Work required: Check every line below for the string "Port", and copy the lines that contain it.

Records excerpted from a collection
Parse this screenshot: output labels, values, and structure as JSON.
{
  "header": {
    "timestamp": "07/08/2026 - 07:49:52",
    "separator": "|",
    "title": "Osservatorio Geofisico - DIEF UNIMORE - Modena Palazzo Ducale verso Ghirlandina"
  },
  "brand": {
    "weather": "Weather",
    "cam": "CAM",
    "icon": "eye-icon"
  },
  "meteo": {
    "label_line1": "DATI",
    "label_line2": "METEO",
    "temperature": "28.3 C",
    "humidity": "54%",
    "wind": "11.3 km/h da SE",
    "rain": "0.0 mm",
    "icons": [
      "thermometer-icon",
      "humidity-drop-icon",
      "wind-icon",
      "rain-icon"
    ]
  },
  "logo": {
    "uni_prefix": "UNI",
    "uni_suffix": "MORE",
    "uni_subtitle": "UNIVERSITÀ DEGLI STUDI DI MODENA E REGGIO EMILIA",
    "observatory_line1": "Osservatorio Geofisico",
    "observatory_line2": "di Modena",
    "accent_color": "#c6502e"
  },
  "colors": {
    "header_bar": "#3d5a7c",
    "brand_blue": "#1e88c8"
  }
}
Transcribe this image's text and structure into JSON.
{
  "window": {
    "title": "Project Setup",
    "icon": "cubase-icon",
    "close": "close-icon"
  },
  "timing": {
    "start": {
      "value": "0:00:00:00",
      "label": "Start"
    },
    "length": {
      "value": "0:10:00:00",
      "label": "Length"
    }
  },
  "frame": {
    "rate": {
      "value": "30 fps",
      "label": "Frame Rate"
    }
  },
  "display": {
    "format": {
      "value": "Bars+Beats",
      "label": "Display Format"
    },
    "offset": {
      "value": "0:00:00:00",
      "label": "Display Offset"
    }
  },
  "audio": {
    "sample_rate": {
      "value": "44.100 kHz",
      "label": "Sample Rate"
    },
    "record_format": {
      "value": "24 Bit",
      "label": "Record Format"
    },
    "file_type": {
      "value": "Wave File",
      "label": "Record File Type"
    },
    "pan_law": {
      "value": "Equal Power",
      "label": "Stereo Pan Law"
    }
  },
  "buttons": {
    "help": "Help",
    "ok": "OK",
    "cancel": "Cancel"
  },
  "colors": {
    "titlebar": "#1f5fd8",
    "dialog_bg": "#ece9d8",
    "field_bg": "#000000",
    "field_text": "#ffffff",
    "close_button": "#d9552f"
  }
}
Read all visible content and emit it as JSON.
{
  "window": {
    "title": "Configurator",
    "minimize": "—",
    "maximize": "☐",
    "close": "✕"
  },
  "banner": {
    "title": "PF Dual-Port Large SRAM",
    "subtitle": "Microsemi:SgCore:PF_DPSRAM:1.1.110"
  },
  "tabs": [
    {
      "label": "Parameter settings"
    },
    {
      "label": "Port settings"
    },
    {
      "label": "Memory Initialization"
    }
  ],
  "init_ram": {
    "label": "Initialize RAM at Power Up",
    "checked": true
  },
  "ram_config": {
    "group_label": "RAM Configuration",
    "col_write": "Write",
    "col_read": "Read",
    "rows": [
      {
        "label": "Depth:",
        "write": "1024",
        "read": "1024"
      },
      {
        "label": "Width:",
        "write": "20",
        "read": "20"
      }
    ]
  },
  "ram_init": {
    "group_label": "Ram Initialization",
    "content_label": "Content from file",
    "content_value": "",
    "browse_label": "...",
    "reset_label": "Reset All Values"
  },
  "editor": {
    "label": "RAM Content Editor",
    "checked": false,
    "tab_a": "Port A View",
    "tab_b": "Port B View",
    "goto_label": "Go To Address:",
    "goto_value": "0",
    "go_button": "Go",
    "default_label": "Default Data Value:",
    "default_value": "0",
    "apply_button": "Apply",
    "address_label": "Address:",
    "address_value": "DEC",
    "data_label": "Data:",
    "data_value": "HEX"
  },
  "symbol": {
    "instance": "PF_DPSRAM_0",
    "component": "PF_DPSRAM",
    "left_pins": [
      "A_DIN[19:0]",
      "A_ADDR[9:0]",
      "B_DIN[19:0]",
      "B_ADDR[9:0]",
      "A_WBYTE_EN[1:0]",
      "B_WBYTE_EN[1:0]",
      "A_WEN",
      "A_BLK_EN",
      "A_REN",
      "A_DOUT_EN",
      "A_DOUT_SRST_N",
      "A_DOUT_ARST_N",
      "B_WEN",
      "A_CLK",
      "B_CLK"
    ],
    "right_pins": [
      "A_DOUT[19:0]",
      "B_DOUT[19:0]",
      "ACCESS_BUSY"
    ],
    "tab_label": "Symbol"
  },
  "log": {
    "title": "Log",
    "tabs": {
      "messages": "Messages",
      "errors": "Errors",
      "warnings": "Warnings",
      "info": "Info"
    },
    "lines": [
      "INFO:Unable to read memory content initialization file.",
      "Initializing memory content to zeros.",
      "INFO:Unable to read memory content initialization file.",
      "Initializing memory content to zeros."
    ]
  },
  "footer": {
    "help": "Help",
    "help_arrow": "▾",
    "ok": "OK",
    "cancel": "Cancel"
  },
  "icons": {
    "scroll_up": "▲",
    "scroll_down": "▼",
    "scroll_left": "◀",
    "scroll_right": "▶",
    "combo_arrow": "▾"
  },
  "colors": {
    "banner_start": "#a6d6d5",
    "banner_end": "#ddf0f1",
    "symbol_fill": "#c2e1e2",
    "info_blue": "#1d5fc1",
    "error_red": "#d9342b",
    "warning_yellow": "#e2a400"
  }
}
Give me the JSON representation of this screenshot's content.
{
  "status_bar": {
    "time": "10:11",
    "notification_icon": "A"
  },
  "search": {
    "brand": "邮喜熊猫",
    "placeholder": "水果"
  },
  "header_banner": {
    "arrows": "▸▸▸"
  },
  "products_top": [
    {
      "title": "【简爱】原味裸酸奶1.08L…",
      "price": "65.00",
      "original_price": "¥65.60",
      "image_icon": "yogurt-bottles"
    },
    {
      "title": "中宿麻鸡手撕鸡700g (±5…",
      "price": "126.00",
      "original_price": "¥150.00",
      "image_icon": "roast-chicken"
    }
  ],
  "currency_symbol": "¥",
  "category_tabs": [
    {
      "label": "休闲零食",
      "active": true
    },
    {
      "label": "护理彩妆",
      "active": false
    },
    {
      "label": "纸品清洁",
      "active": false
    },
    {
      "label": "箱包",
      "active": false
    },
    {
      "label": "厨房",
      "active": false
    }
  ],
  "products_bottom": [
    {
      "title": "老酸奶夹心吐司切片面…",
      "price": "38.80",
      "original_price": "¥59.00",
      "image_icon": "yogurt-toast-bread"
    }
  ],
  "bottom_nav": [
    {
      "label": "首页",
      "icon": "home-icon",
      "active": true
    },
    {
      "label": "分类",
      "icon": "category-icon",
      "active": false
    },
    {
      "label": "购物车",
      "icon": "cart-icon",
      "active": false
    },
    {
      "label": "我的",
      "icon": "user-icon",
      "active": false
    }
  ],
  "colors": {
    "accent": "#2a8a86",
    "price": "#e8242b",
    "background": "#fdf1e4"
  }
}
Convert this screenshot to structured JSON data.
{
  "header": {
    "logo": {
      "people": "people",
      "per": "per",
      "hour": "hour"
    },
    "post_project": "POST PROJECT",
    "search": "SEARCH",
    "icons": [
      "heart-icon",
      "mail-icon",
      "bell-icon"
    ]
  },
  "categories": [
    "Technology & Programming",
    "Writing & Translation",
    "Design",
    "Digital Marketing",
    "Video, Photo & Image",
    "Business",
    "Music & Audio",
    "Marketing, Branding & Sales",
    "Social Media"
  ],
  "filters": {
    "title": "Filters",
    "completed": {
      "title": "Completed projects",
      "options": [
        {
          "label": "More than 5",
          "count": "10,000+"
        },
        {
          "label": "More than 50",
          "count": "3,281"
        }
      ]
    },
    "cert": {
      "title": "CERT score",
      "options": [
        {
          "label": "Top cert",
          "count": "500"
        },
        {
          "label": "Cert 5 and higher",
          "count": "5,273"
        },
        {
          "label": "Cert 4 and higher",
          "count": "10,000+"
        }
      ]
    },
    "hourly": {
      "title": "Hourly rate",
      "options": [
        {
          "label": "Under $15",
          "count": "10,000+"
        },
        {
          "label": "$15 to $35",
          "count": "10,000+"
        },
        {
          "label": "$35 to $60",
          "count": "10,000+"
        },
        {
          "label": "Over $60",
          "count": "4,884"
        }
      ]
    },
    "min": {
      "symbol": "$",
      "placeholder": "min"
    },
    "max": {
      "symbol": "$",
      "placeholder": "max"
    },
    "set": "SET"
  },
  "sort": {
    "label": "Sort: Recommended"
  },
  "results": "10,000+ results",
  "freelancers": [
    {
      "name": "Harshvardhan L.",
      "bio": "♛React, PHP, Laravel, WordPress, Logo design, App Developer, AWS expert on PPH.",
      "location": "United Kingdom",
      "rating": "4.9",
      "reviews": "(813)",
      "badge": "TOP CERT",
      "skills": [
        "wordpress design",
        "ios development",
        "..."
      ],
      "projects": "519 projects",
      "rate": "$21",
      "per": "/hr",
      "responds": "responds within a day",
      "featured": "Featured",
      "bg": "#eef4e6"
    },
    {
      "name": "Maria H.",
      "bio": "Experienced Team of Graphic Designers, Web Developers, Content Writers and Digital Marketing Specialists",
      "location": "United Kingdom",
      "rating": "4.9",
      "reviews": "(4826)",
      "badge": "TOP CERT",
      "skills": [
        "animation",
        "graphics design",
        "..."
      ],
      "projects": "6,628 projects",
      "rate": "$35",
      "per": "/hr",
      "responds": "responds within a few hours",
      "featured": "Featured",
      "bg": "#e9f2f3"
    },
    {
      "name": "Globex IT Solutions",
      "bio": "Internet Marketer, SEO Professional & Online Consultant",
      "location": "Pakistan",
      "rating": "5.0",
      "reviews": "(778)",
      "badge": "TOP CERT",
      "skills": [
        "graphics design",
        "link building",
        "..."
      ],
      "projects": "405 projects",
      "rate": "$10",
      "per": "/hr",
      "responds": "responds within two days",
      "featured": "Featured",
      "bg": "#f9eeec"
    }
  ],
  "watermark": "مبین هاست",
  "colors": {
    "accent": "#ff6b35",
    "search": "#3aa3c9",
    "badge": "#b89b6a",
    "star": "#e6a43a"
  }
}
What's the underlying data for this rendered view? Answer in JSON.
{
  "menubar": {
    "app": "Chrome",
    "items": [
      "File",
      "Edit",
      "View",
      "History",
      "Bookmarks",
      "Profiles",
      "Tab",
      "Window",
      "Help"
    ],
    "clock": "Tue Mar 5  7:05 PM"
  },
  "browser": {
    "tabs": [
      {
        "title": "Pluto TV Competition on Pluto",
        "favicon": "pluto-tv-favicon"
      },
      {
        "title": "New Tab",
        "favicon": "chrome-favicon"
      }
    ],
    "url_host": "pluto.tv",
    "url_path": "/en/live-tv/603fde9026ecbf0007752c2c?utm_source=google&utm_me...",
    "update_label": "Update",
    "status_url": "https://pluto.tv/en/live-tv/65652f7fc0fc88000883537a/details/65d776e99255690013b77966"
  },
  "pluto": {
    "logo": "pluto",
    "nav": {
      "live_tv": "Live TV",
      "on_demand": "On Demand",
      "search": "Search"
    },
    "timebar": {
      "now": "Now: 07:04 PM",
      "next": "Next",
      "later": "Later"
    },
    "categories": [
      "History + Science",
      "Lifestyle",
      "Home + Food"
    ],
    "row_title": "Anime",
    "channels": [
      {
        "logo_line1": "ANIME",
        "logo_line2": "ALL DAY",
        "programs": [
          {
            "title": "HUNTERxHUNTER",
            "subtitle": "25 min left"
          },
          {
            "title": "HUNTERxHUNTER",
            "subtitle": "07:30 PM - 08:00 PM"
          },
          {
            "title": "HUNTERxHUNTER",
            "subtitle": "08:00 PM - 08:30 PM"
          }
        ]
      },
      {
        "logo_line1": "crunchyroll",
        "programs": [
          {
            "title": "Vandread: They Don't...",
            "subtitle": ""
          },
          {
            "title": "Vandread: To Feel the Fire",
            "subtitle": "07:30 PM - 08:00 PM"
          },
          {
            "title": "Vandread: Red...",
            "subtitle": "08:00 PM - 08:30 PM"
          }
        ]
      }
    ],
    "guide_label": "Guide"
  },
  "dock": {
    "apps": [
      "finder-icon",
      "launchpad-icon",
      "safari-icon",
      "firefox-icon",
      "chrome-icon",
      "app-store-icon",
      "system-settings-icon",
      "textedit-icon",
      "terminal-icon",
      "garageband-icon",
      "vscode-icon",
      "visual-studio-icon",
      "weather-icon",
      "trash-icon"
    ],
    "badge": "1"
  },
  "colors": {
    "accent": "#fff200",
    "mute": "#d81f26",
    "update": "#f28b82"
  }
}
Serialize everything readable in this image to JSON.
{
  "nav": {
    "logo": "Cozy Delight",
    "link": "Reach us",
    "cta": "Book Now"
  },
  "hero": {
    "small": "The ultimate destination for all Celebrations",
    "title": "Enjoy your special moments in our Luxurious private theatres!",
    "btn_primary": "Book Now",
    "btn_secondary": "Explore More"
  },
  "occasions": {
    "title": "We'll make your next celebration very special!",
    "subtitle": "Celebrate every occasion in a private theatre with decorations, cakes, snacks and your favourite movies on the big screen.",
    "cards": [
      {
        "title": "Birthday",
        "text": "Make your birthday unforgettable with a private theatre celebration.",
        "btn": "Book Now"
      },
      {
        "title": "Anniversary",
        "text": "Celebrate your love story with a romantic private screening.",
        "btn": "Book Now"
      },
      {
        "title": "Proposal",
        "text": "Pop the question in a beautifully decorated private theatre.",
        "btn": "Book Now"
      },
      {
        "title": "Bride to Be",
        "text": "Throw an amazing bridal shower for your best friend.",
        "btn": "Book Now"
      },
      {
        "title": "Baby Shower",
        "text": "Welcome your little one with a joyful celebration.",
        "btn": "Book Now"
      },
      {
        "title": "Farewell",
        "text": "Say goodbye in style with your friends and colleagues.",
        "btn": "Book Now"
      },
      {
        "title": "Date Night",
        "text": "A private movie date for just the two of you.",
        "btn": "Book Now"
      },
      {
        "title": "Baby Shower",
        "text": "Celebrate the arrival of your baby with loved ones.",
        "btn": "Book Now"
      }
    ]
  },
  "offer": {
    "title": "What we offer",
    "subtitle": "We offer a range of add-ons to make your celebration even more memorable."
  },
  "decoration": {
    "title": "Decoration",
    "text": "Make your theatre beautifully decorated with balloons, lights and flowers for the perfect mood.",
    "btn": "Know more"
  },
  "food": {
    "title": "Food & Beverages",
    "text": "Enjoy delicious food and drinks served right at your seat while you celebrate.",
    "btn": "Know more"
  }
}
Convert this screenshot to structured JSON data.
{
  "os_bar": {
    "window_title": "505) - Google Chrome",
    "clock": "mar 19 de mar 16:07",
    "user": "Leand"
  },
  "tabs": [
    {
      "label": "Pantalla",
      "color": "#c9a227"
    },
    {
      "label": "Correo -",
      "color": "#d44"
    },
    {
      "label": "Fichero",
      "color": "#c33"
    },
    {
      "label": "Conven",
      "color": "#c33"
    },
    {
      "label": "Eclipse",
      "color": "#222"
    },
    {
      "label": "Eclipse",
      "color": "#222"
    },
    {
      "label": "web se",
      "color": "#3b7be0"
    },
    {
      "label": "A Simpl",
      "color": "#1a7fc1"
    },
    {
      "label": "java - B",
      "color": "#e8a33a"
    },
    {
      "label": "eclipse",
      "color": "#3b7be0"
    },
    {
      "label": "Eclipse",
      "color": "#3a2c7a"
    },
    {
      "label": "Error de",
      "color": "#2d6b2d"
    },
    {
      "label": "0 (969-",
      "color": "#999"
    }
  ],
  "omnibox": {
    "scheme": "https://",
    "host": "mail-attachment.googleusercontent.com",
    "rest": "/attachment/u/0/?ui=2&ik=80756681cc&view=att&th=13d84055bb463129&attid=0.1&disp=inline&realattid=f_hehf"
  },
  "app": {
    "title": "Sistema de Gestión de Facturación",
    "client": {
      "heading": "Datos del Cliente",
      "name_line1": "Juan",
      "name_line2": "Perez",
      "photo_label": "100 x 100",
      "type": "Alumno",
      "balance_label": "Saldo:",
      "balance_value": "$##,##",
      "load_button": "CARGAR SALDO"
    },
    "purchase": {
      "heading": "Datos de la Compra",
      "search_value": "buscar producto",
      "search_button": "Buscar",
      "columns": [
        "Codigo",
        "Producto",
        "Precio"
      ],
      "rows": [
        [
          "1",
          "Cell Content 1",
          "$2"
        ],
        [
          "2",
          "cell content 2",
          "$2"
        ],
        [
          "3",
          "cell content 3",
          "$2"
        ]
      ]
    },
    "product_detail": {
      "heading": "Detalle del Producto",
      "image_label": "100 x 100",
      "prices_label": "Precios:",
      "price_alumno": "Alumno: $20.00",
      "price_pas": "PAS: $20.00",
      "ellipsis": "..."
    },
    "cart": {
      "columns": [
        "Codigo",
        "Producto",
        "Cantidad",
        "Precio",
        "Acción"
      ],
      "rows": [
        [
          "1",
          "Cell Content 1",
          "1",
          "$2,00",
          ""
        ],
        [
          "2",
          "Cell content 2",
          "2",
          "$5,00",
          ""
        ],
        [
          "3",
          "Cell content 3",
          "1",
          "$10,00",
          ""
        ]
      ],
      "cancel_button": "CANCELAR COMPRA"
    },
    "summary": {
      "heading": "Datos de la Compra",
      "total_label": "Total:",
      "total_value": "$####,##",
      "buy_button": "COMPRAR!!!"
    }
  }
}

Exercise response:
    "title": "PF Dual-Port Large SRAM",
      "label": "Port settings"
    "tab_a": "Port A View",
    "tab_b": "Port B View",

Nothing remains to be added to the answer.